*Work to complete*
Will you give the material below again, every line exactly as it is?

*Records shown*
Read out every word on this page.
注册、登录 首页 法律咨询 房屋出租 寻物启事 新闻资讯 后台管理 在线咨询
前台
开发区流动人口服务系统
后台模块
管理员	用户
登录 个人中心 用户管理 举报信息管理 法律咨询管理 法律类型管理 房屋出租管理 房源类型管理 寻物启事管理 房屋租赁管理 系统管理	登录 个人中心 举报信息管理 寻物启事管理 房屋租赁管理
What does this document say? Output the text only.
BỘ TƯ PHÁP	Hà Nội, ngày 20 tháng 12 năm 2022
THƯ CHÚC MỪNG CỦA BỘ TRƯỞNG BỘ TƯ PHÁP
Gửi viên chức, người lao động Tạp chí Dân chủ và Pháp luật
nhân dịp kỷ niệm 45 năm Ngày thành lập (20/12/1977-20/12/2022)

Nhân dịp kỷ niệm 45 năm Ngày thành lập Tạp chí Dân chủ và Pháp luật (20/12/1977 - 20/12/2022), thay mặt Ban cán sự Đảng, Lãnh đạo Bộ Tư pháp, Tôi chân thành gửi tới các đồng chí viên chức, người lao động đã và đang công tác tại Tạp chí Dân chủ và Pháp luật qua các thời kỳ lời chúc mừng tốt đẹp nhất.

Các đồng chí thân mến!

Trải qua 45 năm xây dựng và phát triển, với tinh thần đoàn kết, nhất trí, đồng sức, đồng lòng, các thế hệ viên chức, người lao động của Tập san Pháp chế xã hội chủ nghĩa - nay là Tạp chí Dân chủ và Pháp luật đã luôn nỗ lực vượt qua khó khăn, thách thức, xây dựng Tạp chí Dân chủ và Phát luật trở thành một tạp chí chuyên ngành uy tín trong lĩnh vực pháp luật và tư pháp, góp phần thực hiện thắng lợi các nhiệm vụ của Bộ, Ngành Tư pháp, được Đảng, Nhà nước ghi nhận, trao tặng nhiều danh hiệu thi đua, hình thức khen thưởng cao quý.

*In response*
Read out every word on this page.
注册、登录 首页 法律咨询 房屋出租 寻物启事 新闻资讯 后台管理 在线咨询
前台
开发区流动人口服务系统
后台模块
管理员	用户
登录 个人中心 用户管理 举报信息管理 法律咨询管理 法律类型管理 房屋出租管理 房源类型管理 寻物启事管理 房屋租赁管理 系统管理	登录 个人中心 举报信息管理 寻物启事管理 房屋租赁管理
What does this document say? Output the text only.
BỘ TƯ PHÁP	Hà Nội, ngày 20 tháng 12 năm 2022
THƯ CHÚC MỪNG CỦA BỘ TRƯỞNG BỘ TƯ PHÁP
Gửi viên chức, người lao động Tạp chí Dân chủ và Pháp luật
nhân dịp kỷ niệm 45 năm Ngày thành lập (20/12/1977-20/12/2022)

Nhân dịp kỷ niệm 45 năm Ngày thành lập Tạp chí Dân chủ và Pháp luật (20/12/1977 - 20/12/2022), thay mặt Ban cán sự Đảng, Lãnh đạo Bộ Tư pháp, Tôi chân thành gửi tới các đồng chí viên chức, người lao động đã và đang công tác tại Tạp chí Dân chủ và Pháp luật qua các thời kỳ lời chúc mừng tốt đẹp nhất.

Các đồng chí thân mến!

Trải qua 45 năm xây dựng và phát triển, với tinh thần đoàn kết, nhất trí, đồng sức, đồng lòng, các thế hệ viên chức, người lao động của Tập san Pháp chế xã hội chủ nghĩa - nay là Tạp chí Dân chủ và Pháp luật đã luôn nỗ lực vượt qua khó khăn, thách thức, xây dựng Tạp chí Dân chủ và Phát luật trở thành một tạp chí chuyên ngành uy tín trong lĩnh vực pháp luật và tư pháp, góp phần thực hiện thắng lợi các nhiệm vụ của Bộ, Ngành Tư pháp, được Đảng, Nhà nước ghi nhận, trao tặng nhiều danh hiệu thi đua, hình thức khen thưởng cao quý.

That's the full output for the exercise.